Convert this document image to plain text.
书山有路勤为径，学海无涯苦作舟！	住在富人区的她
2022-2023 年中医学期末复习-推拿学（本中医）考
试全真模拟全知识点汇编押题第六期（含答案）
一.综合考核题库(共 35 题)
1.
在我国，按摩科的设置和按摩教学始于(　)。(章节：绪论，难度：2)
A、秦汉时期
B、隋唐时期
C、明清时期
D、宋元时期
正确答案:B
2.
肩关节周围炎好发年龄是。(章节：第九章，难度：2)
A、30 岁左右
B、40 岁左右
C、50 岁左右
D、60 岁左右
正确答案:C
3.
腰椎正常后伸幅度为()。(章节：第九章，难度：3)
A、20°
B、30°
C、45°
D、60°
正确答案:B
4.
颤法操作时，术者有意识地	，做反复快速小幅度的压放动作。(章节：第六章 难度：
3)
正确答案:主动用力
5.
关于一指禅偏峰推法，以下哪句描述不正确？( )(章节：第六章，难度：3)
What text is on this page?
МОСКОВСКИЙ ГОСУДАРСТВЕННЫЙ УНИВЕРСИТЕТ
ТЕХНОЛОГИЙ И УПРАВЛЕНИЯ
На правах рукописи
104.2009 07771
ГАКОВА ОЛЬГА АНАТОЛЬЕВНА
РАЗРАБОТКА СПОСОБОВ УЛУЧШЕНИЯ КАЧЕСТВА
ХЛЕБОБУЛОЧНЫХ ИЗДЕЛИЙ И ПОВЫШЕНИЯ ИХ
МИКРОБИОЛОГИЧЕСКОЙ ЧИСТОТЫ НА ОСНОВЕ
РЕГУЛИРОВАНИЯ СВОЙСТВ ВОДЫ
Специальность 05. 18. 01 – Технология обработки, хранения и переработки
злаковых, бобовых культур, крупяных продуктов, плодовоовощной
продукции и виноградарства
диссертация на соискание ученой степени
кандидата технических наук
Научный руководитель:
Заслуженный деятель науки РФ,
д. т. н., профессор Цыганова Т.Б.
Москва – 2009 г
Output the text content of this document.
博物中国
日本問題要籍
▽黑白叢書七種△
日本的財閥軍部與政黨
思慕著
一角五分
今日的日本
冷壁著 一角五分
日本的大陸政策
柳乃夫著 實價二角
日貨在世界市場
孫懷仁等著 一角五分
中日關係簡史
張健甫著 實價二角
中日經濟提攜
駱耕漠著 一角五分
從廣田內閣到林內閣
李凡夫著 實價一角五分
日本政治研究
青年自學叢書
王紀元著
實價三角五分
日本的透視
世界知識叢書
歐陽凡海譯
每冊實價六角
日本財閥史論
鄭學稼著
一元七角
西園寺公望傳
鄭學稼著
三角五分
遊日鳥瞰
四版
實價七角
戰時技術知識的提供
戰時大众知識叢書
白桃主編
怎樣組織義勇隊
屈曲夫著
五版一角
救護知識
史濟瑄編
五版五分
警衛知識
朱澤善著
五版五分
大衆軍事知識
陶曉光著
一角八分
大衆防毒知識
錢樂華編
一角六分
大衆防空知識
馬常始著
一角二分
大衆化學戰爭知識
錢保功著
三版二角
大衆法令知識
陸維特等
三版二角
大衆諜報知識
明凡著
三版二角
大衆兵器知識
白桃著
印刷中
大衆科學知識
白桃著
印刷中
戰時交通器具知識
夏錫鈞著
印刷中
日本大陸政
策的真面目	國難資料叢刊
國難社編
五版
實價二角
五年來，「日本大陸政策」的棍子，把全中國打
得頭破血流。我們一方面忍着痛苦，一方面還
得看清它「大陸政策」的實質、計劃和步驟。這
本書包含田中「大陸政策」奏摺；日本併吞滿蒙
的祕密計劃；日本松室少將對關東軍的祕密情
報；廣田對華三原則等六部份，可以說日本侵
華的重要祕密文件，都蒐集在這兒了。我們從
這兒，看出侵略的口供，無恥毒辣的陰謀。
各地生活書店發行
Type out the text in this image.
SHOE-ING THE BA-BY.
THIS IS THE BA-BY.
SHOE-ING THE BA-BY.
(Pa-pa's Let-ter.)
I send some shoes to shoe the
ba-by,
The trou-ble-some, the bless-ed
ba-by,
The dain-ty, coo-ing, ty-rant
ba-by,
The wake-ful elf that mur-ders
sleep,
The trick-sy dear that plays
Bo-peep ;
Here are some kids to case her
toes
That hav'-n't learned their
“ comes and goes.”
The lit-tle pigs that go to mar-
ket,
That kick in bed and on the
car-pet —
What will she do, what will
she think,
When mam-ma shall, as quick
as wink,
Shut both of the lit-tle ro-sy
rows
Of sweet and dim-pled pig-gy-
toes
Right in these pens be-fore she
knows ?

=-=-=

→ Stated exercise: From the material above, gather all lines that include the string "some" and copy them.

→ Exercise response:
I send some shoes to shoe the
The trou-ble-some, the bless-ed
Here are some kids to case her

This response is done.